[Figure contents as structured data]
• • •

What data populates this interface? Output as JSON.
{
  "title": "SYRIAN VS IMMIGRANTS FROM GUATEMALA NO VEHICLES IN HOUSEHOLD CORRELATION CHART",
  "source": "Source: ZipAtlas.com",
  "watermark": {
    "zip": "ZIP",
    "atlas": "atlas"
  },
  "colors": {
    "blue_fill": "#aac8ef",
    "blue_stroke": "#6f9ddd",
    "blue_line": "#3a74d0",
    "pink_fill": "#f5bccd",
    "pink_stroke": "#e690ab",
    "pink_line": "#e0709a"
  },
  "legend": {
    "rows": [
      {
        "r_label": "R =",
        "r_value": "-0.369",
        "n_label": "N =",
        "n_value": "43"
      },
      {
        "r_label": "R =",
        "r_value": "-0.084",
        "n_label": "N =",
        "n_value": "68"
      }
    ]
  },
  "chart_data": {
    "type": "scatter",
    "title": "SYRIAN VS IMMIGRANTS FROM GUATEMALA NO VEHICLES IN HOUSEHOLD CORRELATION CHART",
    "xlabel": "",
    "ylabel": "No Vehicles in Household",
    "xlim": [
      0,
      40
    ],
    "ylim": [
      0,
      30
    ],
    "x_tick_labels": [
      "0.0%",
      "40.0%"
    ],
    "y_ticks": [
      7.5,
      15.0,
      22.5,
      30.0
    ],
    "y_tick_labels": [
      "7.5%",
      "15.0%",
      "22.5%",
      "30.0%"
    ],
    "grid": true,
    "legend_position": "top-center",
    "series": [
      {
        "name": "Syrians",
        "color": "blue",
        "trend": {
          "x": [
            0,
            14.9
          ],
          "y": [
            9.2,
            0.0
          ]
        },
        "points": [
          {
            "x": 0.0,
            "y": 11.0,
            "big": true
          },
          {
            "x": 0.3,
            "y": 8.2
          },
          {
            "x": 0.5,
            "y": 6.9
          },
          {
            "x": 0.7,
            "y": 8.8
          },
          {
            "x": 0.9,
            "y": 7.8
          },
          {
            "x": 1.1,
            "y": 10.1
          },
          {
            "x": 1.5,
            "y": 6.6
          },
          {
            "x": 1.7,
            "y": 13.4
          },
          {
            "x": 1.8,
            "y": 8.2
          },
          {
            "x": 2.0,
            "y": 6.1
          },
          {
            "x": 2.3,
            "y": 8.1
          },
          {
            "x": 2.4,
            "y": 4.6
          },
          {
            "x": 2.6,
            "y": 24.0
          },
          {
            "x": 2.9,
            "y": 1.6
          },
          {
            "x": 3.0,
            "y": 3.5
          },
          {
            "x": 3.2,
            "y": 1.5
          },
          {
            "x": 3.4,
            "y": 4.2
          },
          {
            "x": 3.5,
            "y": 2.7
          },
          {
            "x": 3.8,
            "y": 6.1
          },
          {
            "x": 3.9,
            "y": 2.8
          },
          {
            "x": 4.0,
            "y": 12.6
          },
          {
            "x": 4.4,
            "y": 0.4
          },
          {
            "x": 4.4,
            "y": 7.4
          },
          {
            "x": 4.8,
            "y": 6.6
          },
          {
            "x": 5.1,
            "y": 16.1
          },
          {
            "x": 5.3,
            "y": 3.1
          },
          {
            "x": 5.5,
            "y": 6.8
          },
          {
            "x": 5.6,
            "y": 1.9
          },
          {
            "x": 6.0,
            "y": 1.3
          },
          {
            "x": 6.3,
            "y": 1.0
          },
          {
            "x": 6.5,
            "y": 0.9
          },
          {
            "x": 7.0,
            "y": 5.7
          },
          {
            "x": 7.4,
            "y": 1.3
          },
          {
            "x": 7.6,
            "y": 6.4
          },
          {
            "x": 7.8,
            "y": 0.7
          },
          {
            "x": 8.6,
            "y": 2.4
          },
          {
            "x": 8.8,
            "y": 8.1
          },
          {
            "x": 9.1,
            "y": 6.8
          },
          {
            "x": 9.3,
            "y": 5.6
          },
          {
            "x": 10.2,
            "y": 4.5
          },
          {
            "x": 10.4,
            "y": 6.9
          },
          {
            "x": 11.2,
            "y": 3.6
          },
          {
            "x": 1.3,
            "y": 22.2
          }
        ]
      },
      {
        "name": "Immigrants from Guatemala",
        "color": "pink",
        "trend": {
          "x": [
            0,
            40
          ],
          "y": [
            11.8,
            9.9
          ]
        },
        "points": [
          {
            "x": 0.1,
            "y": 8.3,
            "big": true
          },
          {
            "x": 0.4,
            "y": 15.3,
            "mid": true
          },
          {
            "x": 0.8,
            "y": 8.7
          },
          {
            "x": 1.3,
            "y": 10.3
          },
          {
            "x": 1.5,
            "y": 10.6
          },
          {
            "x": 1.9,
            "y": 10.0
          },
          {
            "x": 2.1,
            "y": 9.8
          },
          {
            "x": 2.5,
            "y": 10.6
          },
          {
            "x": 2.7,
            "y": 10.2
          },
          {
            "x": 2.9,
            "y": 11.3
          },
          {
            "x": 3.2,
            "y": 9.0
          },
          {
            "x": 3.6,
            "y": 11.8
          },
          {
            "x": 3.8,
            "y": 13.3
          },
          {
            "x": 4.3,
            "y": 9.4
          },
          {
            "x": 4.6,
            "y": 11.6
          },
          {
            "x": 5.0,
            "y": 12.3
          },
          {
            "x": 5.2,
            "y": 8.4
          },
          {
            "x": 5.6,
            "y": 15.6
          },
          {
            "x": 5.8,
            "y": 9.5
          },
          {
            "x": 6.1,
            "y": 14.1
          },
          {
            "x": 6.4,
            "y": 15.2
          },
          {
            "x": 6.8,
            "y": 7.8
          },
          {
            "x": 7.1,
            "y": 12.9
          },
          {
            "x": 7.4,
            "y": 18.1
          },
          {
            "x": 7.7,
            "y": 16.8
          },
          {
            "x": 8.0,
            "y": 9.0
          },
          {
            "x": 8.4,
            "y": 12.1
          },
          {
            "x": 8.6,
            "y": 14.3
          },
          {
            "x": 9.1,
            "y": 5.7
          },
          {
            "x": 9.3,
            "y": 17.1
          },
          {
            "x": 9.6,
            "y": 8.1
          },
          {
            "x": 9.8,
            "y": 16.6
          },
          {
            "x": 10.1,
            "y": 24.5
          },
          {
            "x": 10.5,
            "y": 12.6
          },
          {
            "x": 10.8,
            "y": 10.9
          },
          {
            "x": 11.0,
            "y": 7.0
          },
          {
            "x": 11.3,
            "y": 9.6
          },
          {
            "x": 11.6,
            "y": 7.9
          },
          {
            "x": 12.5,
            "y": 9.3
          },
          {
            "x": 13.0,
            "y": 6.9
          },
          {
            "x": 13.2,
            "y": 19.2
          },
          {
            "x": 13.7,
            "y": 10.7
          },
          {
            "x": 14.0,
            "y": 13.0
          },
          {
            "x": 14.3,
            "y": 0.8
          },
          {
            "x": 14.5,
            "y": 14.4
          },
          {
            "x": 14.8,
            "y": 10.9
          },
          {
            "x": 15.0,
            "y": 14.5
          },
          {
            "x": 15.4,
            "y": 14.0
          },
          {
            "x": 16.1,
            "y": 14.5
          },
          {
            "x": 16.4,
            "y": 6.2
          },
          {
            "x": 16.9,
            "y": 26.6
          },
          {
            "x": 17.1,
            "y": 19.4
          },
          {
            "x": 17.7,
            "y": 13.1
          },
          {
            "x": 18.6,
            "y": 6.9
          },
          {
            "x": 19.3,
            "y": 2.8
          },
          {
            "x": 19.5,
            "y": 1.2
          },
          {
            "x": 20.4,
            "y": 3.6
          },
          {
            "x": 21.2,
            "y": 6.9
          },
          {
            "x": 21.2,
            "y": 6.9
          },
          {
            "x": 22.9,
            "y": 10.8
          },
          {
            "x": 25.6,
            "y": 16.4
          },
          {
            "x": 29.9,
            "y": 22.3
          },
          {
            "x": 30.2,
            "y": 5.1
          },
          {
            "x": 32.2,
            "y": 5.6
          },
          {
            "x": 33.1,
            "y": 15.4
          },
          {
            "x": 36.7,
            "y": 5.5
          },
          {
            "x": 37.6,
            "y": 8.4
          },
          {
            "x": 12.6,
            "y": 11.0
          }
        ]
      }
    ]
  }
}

• • •

**WRITTEN EXERCISE:**
Look above for every line with the word "name" and copy it.

**RESPONSE:**
        "name": "Syrians",
        "name": "Immigrants from Guatemala",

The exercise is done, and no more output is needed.